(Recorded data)

/---

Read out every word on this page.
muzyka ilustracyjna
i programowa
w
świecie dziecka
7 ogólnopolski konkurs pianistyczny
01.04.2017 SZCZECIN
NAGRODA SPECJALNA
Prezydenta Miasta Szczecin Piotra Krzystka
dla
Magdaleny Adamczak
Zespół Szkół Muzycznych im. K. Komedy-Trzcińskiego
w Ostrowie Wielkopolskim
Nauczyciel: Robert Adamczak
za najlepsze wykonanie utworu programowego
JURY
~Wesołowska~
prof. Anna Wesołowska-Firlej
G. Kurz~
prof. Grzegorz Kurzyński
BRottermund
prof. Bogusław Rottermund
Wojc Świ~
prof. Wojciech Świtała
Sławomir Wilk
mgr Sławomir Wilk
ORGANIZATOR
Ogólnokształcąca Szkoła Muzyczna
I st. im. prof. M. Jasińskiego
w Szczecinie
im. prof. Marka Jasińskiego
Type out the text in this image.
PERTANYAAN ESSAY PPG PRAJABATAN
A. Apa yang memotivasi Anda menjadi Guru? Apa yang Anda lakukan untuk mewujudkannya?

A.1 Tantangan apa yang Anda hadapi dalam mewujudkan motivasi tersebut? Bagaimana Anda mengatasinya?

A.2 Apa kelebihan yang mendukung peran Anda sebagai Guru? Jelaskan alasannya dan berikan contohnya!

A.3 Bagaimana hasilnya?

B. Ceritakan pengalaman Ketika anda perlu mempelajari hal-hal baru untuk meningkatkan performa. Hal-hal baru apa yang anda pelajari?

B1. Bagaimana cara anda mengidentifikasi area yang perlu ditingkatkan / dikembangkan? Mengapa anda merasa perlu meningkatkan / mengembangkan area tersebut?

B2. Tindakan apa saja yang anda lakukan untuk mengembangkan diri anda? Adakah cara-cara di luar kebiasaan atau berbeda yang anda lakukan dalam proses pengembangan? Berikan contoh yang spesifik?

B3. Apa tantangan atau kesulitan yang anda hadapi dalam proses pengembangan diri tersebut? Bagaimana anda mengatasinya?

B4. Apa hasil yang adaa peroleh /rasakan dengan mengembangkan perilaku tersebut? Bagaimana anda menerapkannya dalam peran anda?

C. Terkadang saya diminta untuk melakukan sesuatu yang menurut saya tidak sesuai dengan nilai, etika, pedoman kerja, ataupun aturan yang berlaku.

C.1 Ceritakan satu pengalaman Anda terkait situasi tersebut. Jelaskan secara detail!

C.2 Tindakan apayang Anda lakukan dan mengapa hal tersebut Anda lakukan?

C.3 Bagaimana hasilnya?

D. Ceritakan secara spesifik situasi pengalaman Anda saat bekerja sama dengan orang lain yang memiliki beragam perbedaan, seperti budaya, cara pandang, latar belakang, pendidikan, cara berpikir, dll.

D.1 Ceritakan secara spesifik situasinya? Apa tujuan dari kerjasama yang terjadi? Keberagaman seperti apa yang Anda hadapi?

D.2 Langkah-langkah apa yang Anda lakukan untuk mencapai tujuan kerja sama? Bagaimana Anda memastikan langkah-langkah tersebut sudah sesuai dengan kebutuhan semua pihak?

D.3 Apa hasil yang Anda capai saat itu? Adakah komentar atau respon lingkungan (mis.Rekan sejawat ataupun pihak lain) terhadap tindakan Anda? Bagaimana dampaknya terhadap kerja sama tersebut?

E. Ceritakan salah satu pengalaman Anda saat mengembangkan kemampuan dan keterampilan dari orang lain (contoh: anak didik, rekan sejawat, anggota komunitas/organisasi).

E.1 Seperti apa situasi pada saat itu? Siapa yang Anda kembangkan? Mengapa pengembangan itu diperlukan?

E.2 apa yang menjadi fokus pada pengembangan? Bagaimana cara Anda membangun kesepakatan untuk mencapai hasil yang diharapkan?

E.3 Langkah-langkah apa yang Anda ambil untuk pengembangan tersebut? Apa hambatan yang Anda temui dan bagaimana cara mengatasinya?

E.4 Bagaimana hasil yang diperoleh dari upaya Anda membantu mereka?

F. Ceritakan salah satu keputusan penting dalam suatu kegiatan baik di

\---

§ **GOAL OF THE EXERCISE**
From the data above, gather every line that includes the word "peran".

§ **SOLVED PROBLEM**
A.2 Apa kelebihan yang mendukung peran Anda sebagai Guru? Jelaskan alasannya dan berikan contohnya!
B4. Apa hasil yang adaa peroleh /rasakan dengan mengembangkan perilaku tersebut? Bagaimana anda menerapkannya dalam peran anda?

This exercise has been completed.